> [AIM OF THE EXERCISE] Please copy all the lines that follow, word for word.

> [THE INPUT]
------------

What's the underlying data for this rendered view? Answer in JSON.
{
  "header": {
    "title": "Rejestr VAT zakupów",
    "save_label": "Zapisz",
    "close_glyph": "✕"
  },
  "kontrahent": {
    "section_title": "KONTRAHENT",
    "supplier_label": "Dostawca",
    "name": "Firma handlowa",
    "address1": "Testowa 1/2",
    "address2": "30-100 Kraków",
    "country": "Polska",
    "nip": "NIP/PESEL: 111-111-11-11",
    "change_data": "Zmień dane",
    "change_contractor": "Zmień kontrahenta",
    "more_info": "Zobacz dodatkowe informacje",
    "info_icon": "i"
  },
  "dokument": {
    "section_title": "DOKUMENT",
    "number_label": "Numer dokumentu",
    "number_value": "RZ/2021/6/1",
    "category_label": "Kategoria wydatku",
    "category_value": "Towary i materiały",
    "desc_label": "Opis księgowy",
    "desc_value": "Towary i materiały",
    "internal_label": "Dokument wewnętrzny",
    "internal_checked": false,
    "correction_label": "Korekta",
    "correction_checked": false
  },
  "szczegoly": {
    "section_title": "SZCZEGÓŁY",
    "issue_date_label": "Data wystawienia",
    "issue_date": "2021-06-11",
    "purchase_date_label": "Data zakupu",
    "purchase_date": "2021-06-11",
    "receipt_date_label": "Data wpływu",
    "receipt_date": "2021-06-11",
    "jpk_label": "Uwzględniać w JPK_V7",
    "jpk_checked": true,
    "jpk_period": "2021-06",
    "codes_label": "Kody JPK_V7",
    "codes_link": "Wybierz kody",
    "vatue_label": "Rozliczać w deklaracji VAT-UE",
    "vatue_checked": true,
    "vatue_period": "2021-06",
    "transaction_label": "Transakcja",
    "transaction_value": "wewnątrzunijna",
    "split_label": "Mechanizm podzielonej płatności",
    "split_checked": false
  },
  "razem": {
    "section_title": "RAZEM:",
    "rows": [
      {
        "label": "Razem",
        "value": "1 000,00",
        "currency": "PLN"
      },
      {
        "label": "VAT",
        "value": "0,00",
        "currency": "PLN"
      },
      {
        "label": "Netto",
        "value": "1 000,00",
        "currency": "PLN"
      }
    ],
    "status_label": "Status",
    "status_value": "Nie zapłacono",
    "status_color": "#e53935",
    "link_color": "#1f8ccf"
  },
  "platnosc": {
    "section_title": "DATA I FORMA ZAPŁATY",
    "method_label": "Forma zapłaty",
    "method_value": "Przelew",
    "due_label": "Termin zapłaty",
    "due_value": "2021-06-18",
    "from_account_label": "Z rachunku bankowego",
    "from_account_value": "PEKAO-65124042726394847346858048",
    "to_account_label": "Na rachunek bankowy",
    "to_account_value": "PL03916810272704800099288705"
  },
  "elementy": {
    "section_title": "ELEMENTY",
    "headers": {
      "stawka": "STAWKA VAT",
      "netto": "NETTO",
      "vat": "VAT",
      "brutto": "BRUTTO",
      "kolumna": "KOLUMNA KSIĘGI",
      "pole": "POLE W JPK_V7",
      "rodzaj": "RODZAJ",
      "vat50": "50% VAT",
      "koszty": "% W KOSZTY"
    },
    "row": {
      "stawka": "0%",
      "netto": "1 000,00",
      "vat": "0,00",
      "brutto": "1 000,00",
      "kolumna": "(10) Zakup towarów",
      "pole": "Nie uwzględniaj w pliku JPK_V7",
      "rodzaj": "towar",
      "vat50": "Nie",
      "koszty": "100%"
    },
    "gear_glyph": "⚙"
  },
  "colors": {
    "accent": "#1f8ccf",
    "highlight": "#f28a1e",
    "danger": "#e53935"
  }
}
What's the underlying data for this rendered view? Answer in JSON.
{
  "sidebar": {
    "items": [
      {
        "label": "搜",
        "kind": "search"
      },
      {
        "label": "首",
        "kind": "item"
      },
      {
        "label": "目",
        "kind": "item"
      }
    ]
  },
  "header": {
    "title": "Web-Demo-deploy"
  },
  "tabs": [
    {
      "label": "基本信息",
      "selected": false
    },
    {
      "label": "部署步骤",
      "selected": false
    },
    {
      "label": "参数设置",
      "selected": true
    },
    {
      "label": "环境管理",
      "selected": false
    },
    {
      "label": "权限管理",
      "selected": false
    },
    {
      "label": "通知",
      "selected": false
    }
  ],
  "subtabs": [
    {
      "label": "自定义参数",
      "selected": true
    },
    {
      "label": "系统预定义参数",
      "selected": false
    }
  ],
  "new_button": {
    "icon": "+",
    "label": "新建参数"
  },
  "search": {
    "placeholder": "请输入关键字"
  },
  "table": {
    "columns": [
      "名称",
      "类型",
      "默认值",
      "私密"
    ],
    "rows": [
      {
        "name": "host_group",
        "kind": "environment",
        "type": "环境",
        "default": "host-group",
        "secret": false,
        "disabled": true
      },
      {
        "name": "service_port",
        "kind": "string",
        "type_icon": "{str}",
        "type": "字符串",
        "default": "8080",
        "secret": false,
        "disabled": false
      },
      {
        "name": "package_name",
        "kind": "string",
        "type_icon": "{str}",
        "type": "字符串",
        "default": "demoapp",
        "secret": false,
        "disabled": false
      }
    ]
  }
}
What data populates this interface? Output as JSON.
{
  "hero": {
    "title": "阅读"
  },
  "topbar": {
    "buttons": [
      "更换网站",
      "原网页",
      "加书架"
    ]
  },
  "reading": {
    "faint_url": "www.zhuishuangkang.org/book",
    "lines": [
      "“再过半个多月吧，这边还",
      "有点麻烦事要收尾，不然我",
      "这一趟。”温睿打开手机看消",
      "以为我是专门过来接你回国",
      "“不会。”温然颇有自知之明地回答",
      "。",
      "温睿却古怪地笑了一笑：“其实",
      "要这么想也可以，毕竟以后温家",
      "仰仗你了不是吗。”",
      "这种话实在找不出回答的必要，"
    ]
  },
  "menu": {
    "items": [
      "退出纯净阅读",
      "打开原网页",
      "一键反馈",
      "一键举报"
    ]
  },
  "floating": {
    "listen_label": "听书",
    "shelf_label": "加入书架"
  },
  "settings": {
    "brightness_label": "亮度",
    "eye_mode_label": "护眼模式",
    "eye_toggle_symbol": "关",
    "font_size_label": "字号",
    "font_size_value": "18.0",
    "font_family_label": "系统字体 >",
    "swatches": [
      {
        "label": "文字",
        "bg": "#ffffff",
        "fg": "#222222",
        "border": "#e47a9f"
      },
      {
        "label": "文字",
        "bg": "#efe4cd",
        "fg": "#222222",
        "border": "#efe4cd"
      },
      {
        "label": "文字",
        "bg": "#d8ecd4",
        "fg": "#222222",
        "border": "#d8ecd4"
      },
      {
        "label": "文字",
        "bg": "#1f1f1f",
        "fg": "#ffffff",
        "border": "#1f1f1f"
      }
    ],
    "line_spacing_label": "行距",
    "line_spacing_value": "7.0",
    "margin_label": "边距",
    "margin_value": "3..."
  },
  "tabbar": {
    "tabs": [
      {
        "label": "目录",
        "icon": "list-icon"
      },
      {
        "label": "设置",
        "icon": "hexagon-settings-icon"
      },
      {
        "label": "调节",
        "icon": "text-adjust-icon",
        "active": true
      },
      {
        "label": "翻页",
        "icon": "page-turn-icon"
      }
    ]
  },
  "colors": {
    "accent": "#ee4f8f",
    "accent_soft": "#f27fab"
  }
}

------------

> [EXPECTED OUTPUT]
What's the underlying data for this rendered view? Answer in JSON.
{
  "header": {
    "title": "Rejestr VAT zakupów",
    "save_label": "Zapisz",
    "close_glyph": "✕"
  },
  "kontrahent": {
    "section_title": "KONTRAHENT",
    "supplier_label": "Dostawca",
    "name": "Firma handlowa",
    "address1": "Testowa 1/2",
    "address2": "30-100 Kraków",
    "country": "Polska",
    "nip": "NIP/PESEL: 111-111-11-11",
    "change_data": "Zmień dane",
    "change_contractor": "Zmień kontrahenta",
    "more_info": "Zobacz dodatkowe informacje",
    "info_icon": "i"
  },
  "dokument": {
    "section_title": "DOKUMENT",
    "number_label": "Numer dokumentu",
    "number_value": "RZ/2021/6/1",
    "category_label": "Kategoria wydatku",
    "category_value": "Towary i materiały",
    "desc_label": "Opis księgowy",
    "desc_value": "Towary i materiały",
    "internal_label": "Dokument wewnętrzny",
    "internal_checked": false,
    "correction_label": "Korekta",
    "correction_checked": false
  },
  "szczegoly": {
    "section_title": "SZCZEGÓŁY",
    "issue_date_label": "Data wystawienia",
    "issue_date": "2021-06-11",
    "purchase_date_label": "Data zakupu",
    "purchase_date": "2021-06-11",
    "receipt_date_label": "Data wpływu",
    "receipt_date": "2021-06-11",
    "jpk_label": "Uwzględniać w JPK_V7",
    "jpk_checked": true,
    "jpk_period": "2021-06",
    "codes_label": "Kody JPK_V7",
    "codes_link": "Wybierz kody",
    "vatue_label": "Rozliczać w deklaracji VAT-UE",
    "vatue_checked": true,
    "vatue_period": "2021-06",
    "transaction_label": "Transakcja",
    "transaction_value": "wewnątrzunijna",
    "split_label": "Mechanizm podzielonej płatności",
    "split_checked": false
  },
  "razem": {
    "section_title": "RAZEM:",
    "rows": [
      {
        "label": "Razem",
        "value": "1 000,00",
        "currency": "PLN"
      },
      {
        "label": "VAT",
        "value": "0,00",
        "currency": "PLN"
      },
      {
        "label": "Netto",
        "value": "1 000,00",
        "currency": "PLN"
      }
    ],
    "status_label": "Status",
    "status_value": "Nie zapłacono",
    "status_color": "#e53935",
    "link_color": "#1f8ccf"
  },
  "platnosc": {
    "section_title": "DATA I FORMA ZAPŁATY",
    "method_label": "Forma zapłaty",
    "method_value": "Przelew",
    "due_label": "Termin zapłaty",
    "due_value": "2021-06-18",
    "from_account_label": "Z rachunku bankowego",
    "from_account_value": "PEKAO-65124042726394847346858048",
    "to_account_label": "Na rachunek bankowy",
    "to_account_value": "PL03916810272704800099288705"
  },
  "elementy": {
    "section_title": "ELEMENTY",
    "headers": {
      "stawka": "STAWKA VAT",
      "netto": "NETTO",
      "vat": "VAT",
      "brutto": "BRUTTO",
      "kolumna": "KOLUMNA KSIĘGI",
      "pole": "POLE W JPK_V7",
      "rodzaj": "RODZAJ",
      "vat50": "50% VAT",
      "koszty": "% W KOSZTY"
    },
    "row": {
      "stawka": "0%",
      "netto": "1 000,00",
      "vat": "0,00",
      "brutto": "1 000,00",
      "kolumna": "(10) Zakup towarów",
      "pole": "Nie uwzględniaj w pliku JPK_V7",
      "rodzaj": "towar",
      "vat50": "Nie",
      "koszty": "100%"
    },
    "gear_glyph": "⚙"
  },
  "colors": {
    "accent": "#1f8ccf",
    "highlight": "#f28a1e",
    "danger": "#e53935"
  }
}
What's the underlying data for this rendered view? Answer in JSON.
{
  "sidebar": {
    "items": [
      {
        "label": "搜",
        "kind": "search"
      },
      {
        "label": "首",
        "kind": "item"
      },
      {
        "label": "目",
        "kind": "item"
      }
    ]
  },
  "header": {
    "title": "Web-Demo-deploy"
  },
  "tabs": [
    {
      "label": "基本信息",
      "selected": false
    },
    {
      "label": "部署步骤",
      "selected": false
    },
    {
      "label": "参数设置",
      "selected": true
    },
    {
      "label": "环境管理",
      "selected": false
    },
    {
      "label": "权限管理",
      "selected": false
    },
    {
      "label": "通知",
      "selected": false
    }
  ],
  "subtabs": [
    {
      "label": "自定义参数",
      "selected": true
    },
    {
      "label": "系统预定义参数",
      "selected": false
    }
  ],
  "new_button": {
    "icon": "+",
    "label": "新建参数"
  },
  "search": {
    "placeholder": "请输入关键字"
  },
  "table": {
    "columns": [
      "名称",
      "类型",
      "默认值",
      "私密"
    ],
    "rows": [
      {
        "name": "host_group",
        "kind": "environment",
        "type": "环境",
        "default": "host-group",
        "secret": false,
        "disabled": true
      },
      {
        "name": "service_port",
        "kind": "string",
        "type_icon": "{str}",
        "type": "字符串",
        "default": "8080",
        "secret": false,
        "disabled": false
      },
      {
        "name": "package_name",
        "kind": "string",
        "type_icon": "{str}",
        "type": "字符串",
        "default": "demoapp",
        "secret": false,
        "disabled": false
      }
    ]
  }
}
What data populates this interface? Output as JSON.
{
  "hero": {
    "title": "阅读"
  },
  "topbar": {
    "buttons": [
      "更换网站",
      "原网页",
      "加书架"
    ]
  },
  "reading": {
    "faint_url": "www.zhuishuangkang.org/book",
    "lines": [
      "“再过半个多月吧，这边还",
      "有点麻烦事要收尾，不然我",
      "这一趟。”温睿打开手机看消",
      "以为我是专门过来接你回国",
      "“不会。”温然颇有自知之明地回答",
      "。",
      "温睿却古怪地笑了一笑：“其实",
      "要这么想也可以，毕竟以后温家",
      "仰仗你了不是吗。”",
      "这种话实在找不出回答的必要，"
    ]
  },
  "menu": {
    "items": [
      "退出纯净阅读",
      "打开原网页",
      "一键反馈",
      "一键举报"
    ]
  },
  "floating": {
    "listen_label": "听书",
    "shelf_label": "加入书架"
  },
  "settings": {
    "brightness_label": "亮度",
    "eye_mode_label": "护眼模式",
    "eye_toggle_symbol": "关",
    "font_size_label": "字号",
    "font_size_value": "18.0",
    "font_family_label": "系统字体 >",
    "swatches": [
      {
        "label": "文字",
        "bg": "#ffffff",
        "fg": "#222222",
        "border": "#e47a9f"
      },
      {
        "label": "文字",
        "bg": "#efe4cd",
        "fg": "#222222",
        "border": "#efe4cd"
      },
      {
        "label": "文字",
        "bg": "#d8ecd4",
        "fg": "#222222",
        "border": "#d8ecd4"
      },
      {
        "label": "文字",
        "bg": "#1f1f1f",
        "fg": "#ffffff",
        "border": "#1f1f1f"
      }
    ],
    "line_spacing_label": "行距",
    "line_spacing_value": "7.0",
    "margin_label": "边距",
    "margin_value": "3..."
  },
  "tabbar": {
    "tabs": [
      {
        "label": "目录",
        "icon": "list-icon"
      },
      {
        "label": "设置",
        "icon": "hexagon-settings-icon"
      },
      {
        "label": "调节",
        "icon": "text-adjust-icon",
        "active": true
      },
      {
        "label": "翻页",
        "icon": "page-turn-icon"
      }
    ]
  },
  "colors": {
    "accent": "#ee4f8f",
    "accent_soft": "#f27fab"
  }
}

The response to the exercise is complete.